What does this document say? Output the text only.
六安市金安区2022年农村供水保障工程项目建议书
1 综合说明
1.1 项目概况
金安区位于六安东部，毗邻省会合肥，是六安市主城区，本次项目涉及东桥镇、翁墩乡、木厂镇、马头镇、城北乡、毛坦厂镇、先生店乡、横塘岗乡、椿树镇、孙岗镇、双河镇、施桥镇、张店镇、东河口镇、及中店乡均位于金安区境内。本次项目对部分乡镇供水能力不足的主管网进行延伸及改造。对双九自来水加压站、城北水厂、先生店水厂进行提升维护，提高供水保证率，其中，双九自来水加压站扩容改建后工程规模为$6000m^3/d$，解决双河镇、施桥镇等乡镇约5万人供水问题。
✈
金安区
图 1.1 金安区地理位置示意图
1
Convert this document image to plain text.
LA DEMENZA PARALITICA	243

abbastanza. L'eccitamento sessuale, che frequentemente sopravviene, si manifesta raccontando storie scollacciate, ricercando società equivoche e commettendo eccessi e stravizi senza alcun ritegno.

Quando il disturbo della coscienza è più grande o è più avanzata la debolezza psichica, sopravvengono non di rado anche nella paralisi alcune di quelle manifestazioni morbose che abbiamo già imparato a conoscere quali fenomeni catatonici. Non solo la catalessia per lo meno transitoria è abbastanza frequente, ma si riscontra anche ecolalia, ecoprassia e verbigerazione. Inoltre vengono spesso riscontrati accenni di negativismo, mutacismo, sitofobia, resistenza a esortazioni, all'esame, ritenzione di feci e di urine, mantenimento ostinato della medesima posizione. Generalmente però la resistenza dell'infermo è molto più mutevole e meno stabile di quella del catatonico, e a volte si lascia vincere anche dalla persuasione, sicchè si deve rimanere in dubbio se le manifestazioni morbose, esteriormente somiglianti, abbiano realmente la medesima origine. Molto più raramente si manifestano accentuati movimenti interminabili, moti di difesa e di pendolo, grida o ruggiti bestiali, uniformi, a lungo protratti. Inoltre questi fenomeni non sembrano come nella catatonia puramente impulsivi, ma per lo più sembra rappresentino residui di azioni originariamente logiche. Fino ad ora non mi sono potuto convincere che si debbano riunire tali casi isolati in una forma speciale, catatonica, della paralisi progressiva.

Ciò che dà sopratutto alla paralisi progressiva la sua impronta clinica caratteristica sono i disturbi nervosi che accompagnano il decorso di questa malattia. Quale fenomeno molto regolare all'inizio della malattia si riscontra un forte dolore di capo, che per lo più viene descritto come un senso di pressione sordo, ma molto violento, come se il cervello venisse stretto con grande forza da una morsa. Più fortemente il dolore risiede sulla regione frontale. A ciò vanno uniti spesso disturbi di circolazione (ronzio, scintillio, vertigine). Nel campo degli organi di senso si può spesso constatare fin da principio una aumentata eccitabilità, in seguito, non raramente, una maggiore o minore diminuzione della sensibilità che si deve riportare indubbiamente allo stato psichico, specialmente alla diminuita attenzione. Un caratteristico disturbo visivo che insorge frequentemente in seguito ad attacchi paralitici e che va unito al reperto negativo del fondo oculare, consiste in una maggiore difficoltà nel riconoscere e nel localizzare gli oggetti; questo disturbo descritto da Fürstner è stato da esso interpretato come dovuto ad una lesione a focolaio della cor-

» Problem description:
Identify every line above with the string "text" in it. Copy those lines.

» Task output:
What does this document say? Output the text only.
Convert this document image to plain text.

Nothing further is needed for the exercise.